### SHORT EXERCISE
How many of the rows below contain the string "thumb", with case counting? Reply with the number alone.

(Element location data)
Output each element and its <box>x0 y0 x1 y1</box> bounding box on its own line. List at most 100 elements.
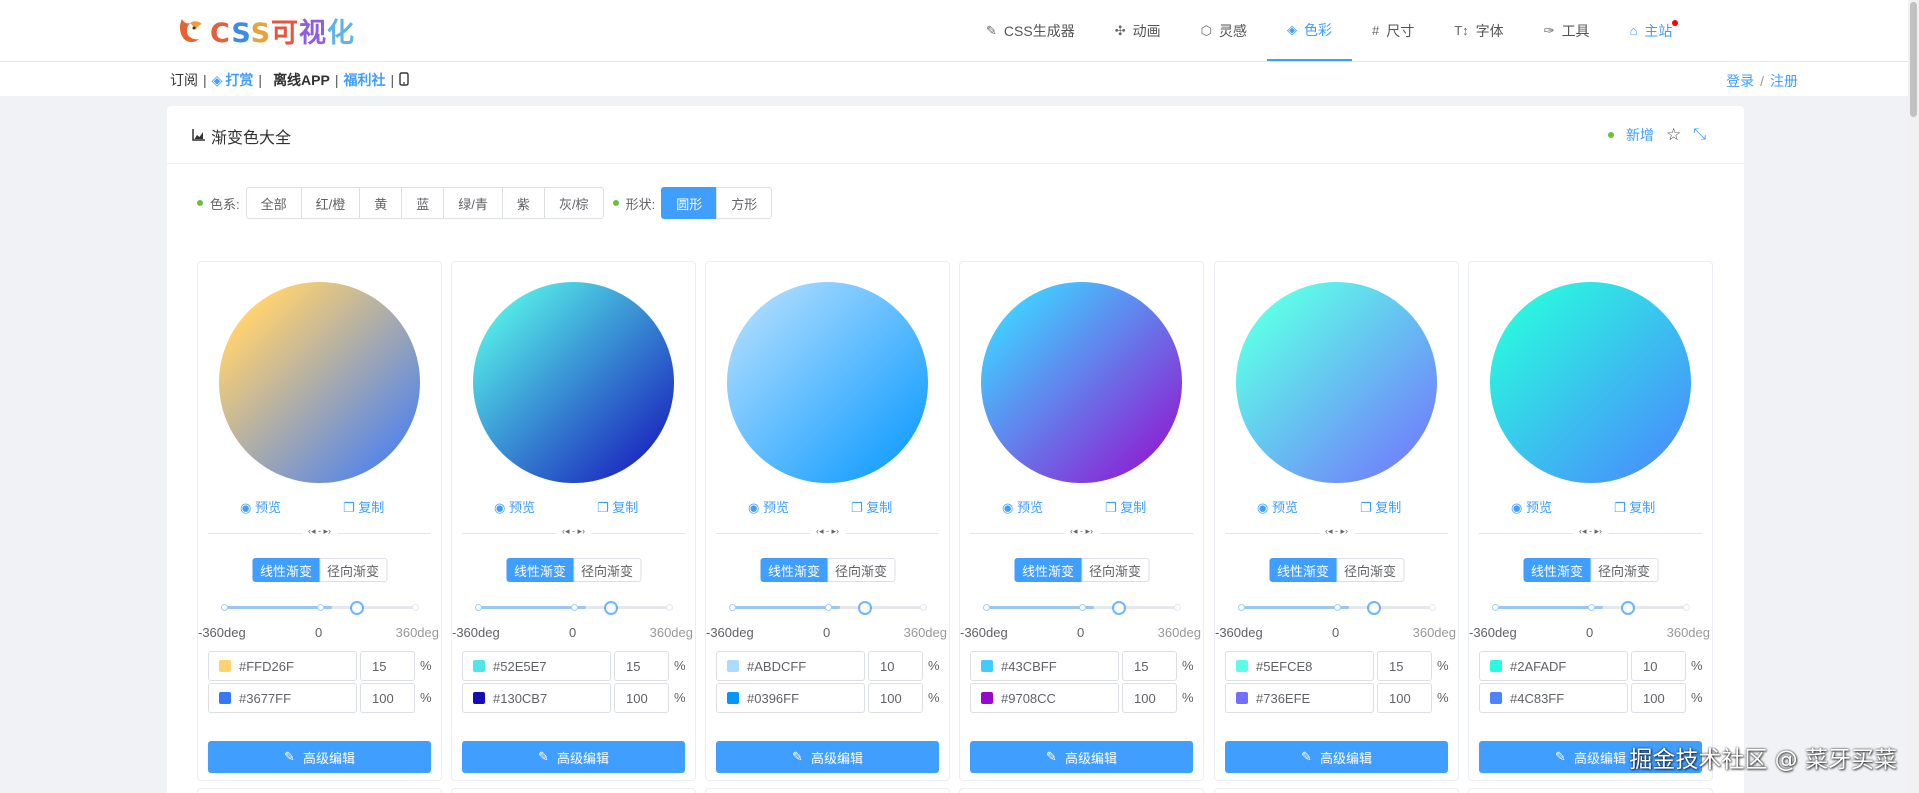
angle-slider[interactable] <box>1492 601 1690 615</box>
color-filter-purple[interactable]: 紫 <box>501 187 545 219</box>
color-hex-input[interactable]: #736EFE <box>1225 683 1374 713</box>
color-filter-blue[interactable]: 蓝 <box>401 187 445 219</box>
color-hex-input[interactable]: #2AFADF <box>1479 651 1628 681</box>
shape-filter-circle[interactable]: 圆形 <box>661 187 718 219</box>
copy-button[interactable]: ❐ 复制 <box>851 497 892 516</box>
nav-item-animation[interactable]: ✣ 动画 <box>1095 0 1181 61</box>
color-hex-input[interactable]: #9708CC <box>970 683 1119 713</box>
nav-item-home[interactable]: ⌂ 主站 <box>1610 0 1693 61</box>
gradient-preview-circle[interactable] <box>1236 282 1437 483</box>
color-stop-percent-input[interactable]: 100 <box>614 683 669 713</box>
register-link[interactable]: 注册 <box>1770 73 1798 89</box>
advanced-edit-button[interactable]: ✎ 高级编辑 <box>970 741 1193 773</box>
nav-item-inspiration[interactable]: ⬡ 灵感 <box>1181 0 1267 61</box>
radial-gradient-button[interactable]: 径向渐变 <box>1336 558 1405 582</box>
angle-slider[interactable] <box>983 601 1181 615</box>
copy-button[interactable]: ❐ 复制 <box>1105 497 1146 516</box>
linear-gradient-button[interactable]: 线性渐变 <box>1013 558 1082 582</box>
color-swatch[interactable] <box>981 660 993 672</box>
star-icon[interactable]: ☆ <box>1666 125 1681 145</box>
subscribe-link[interactable]: 订阅 <box>170 70 198 90</box>
preview-button[interactable]: ◉ 预览 <box>240 497 281 516</box>
linear-gradient-button[interactable]: 线性渐变 <box>1522 558 1591 582</box>
shrink-icon[interactable]: ⤡ <box>1693 126 1706 144</box>
linear-gradient-button[interactable]: 线性渐变 <box>1268 558 1337 582</box>
add-button[interactable]: 新增 <box>1626 125 1654 145</box>
preview-button[interactable]: ◉ 预览 <box>1002 497 1043 516</box>
color-swatch[interactable] <box>219 692 231 704</box>
gradient-preview-circle[interactable] <box>981 282 1182 483</box>
color-swatch[interactable] <box>1490 692 1502 704</box>
color-stop-percent-input[interactable]: 15 <box>614 651 669 681</box>
color-stop-percent-input[interactable]: 10 <box>1631 651 1686 681</box>
angle-slider[interactable] <box>475 601 673 615</box>
color-swatch[interactable] <box>219 660 231 672</box>
color-swatch[interactable] <box>1490 660 1502 672</box>
slider-thumb[interactable] <box>1621 601 1635 615</box>
color-swatch[interactable] <box>981 692 993 704</box>
slider-thumb[interactable] <box>604 601 618 615</box>
color-swatch[interactable] <box>1236 692 1248 704</box>
color-swatch[interactable] <box>1236 660 1248 672</box>
direction-arrows-icon[interactable]: ‹◂ - ▸› <box>809 526 846 537</box>
color-hex-input[interactable]: #ABDCFF <box>716 651 865 681</box>
color-stop-percent-input[interactable]: 15 <box>1377 651 1432 681</box>
site-logo[interactable]: CSS可视化 <box>176 12 355 49</box>
radial-gradient-button[interactable]: 径向渐变 <box>827 558 896 582</box>
advanced-edit-button[interactable]: ✎ 高级编辑 <box>716 741 939 773</box>
nav-item-size[interactable]: # 尺寸 <box>1352 0 1434 61</box>
linear-gradient-button[interactable]: 线性渐变 <box>251 558 320 582</box>
nav-item-tools[interactable]: ✑ 工具 <box>1524 0 1610 61</box>
nav-item-color[interactable]: ◈ 色彩 <box>1266 0 1352 61</box>
preview-button[interactable]: ◉ 预览 <box>1511 497 1552 516</box>
color-hex-input[interactable]: #0396FF <box>716 683 865 713</box>
color-hex-input[interactable]: #5EFCE8 <box>1225 651 1374 681</box>
color-filter-red-orange[interactable]: 红/橙 <box>300 187 361 219</box>
color-stop-percent-input[interactable]: 15 <box>360 651 415 681</box>
copy-button[interactable]: ❐ 复制 <box>597 497 638 516</box>
copy-button[interactable]: ❐ 复制 <box>1614 497 1655 516</box>
color-hex-input[interactable]: #43CBFF <box>970 651 1119 681</box>
preview-button[interactable]: ◉ 预览 <box>494 497 535 516</box>
reward-link[interactable]: ◈ 打赏 <box>212 70 254 90</box>
color-stop-percent-input[interactable]: 100 <box>1377 683 1432 713</box>
color-filter-all[interactable]: 全部 <box>245 187 302 219</box>
login-link[interactable]: 登录 <box>1726 73 1754 89</box>
linear-gradient-button[interactable]: 线性渐变 <box>505 558 574 582</box>
color-hex-input[interactable]: #FFD26F <box>208 651 357 681</box>
direction-arrows-icon[interactable]: ‹◂ - ▸› <box>301 526 338 537</box>
gradient-preview-circle[interactable] <box>1490 282 1691 483</box>
color-filter-yellow[interactable]: 黄 <box>359 187 403 219</box>
slider-thumb[interactable] <box>350 601 364 615</box>
radial-gradient-button[interactable]: 径向渐变 <box>1590 558 1659 582</box>
shape-filter-square[interactable]: 方形 <box>716 187 773 219</box>
angle-slider[interactable] <box>1238 601 1436 615</box>
color-hex-input[interactable]: #52E5E7 <box>462 651 611 681</box>
nav-item-css-generator[interactable]: ✎ CSS生成器 <box>966 0 1095 61</box>
preview-button[interactable]: ◉ 预览 <box>1257 497 1298 516</box>
welfare-link[interactable]: 福利社 <box>344 70 386 90</box>
radial-gradient-button[interactable]: 径向渐变 <box>573 558 642 582</box>
color-filter-green-cyan[interactable]: 绿/青 <box>443 187 503 219</box>
color-stop-percent-input[interactable]: 10 <box>868 651 923 681</box>
color-hex-input[interactable]: #130CB7 <box>462 683 611 713</box>
radial-gradient-button[interactable]: 径向渐变 <box>1081 558 1150 582</box>
offline-app-link[interactable]: 离线APP <box>273 70 330 90</box>
gradient-preview-circle[interactable] <box>473 282 674 483</box>
direction-arrows-icon[interactable]: ‹◂ - ▸› <box>555 526 592 537</box>
color-stop-percent-input[interactable]: 100 <box>1122 683 1177 713</box>
slider-thumb[interactable] <box>1112 601 1126 615</box>
copy-button[interactable]: ❐ 复制 <box>1360 497 1401 516</box>
color-stop-percent-input[interactable]: 15 <box>1122 651 1177 681</box>
color-swatch[interactable] <box>473 660 485 672</box>
color-hex-input[interactable]: #4C83FF <box>1479 683 1628 713</box>
slider-thumb[interactable] <box>858 601 872 615</box>
preview-button[interactable]: ◉ 预览 <box>748 497 789 516</box>
color-swatch[interactable] <box>727 660 739 672</box>
advanced-edit-button[interactable]: ✎ 高级编辑 <box>462 741 685 773</box>
angle-slider[interactable] <box>729 601 927 615</box>
color-swatch[interactable] <box>473 692 485 704</box>
color-stop-percent-input[interactable]: 100 <box>1631 683 1686 713</box>
advanced-edit-button[interactable]: ✎ 高级编辑 <box>208 741 431 773</box>
nav-item-font[interactable]: T↕ 字体 <box>1434 0 1523 61</box>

### RESULT FOR THIS TASK
5